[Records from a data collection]

════

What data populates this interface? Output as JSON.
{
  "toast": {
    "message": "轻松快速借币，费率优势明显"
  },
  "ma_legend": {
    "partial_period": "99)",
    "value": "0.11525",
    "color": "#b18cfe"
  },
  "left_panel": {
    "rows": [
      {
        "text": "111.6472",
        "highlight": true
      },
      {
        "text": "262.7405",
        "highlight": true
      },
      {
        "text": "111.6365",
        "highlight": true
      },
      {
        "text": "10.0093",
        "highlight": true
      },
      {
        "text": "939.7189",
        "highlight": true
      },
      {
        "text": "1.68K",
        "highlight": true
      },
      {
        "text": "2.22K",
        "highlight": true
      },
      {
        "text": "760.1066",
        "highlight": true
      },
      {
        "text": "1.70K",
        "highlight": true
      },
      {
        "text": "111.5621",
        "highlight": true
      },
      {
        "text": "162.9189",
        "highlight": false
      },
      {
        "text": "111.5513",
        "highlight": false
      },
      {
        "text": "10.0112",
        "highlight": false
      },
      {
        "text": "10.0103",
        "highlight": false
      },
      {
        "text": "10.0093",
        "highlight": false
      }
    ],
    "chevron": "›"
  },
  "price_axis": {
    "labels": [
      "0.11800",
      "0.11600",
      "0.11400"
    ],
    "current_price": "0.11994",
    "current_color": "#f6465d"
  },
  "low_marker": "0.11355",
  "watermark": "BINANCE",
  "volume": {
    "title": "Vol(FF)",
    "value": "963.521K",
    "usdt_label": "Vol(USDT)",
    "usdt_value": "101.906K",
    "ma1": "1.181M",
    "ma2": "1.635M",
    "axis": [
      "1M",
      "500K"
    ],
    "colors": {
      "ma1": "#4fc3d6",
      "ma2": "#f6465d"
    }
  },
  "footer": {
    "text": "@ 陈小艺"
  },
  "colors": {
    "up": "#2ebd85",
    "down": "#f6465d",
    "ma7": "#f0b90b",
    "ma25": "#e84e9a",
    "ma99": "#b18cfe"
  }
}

════

▶ _Aim of the exercise_
Exactly as they are written, print the entries again.

▶ _Response for this exercise_
What data populates this interface? Output as JSON.
{
  "toast": {
    "message": "轻松快速借币，费率优势明显"
  },
  "ma_legend": {
    "partial_period": "99)",
    "value": "0.11525",
    "color": "#b18cfe"
  },
  "left_panel": {
    "rows": [
      {
        "text": "111.6472",
        "highlight": true
      },
      {
        "text": "262.7405",
        "highlight": true
      },
      {
        "text": "111.6365",
        "highlight": true
      },
      {
        "text": "10.0093",
        "highlight": true
      },
      {
        "text": "939.7189",
        "highlight": true
      },
      {
        "text": "1.68K",
        "highlight": true
      },
      {
        "text": "2.22K",
        "highlight": true
      },
      {
        "text": "760.1066",
        "highlight": true
      },
      {
        "text": "1.70K",
        "highlight": true
      },
      {
        "text": "111.5621",
        "highlight": true
      },
      {
        "text": "162.9189",
        "highlight": false
      },
      {
        "text": "111.5513",
        "highlight": false
      },
      {
        "text": "10.0112",
        "highlight": false
      },
      {
        "text": "10.0103",
        "highlight": false
      },
      {
        "text": "10.0093",
        "highlight": false
      }
    ],
    "chevron": "›"
  },
  "price_axis": {
    "labels": [
      "0.11800",
      "0.11600",
      "0.11400"
    ],
    "current_price": "0.11994",
    "current_color": "#f6465d"
  },
  "low_marker": "0.11355",
  "watermark": "BINANCE",
  "volume": {
    "title": "Vol(FF)",
    "value": "963.521K",
    "usdt_label": "Vol(USDT)",
    "usdt_value": "101.906K",
    "ma1": "1.181M",
    "ma2": "1.635M",
    "axis": [
      "1M",
      "500K"
    ],
    "colors": {
      "ma1": "#4fc3d6",
      "ma2": "#f6465d"
    }
  },
  "footer": {
    "text": "@ 陈小艺"
  },
  "colors": {
    "up": "#2ebd85",
    "down": "#f6465d",
    "ma7": "#f0b90b",
    "ma25": "#e84e9a",
    "ma99": "#b18cfe"
  }
}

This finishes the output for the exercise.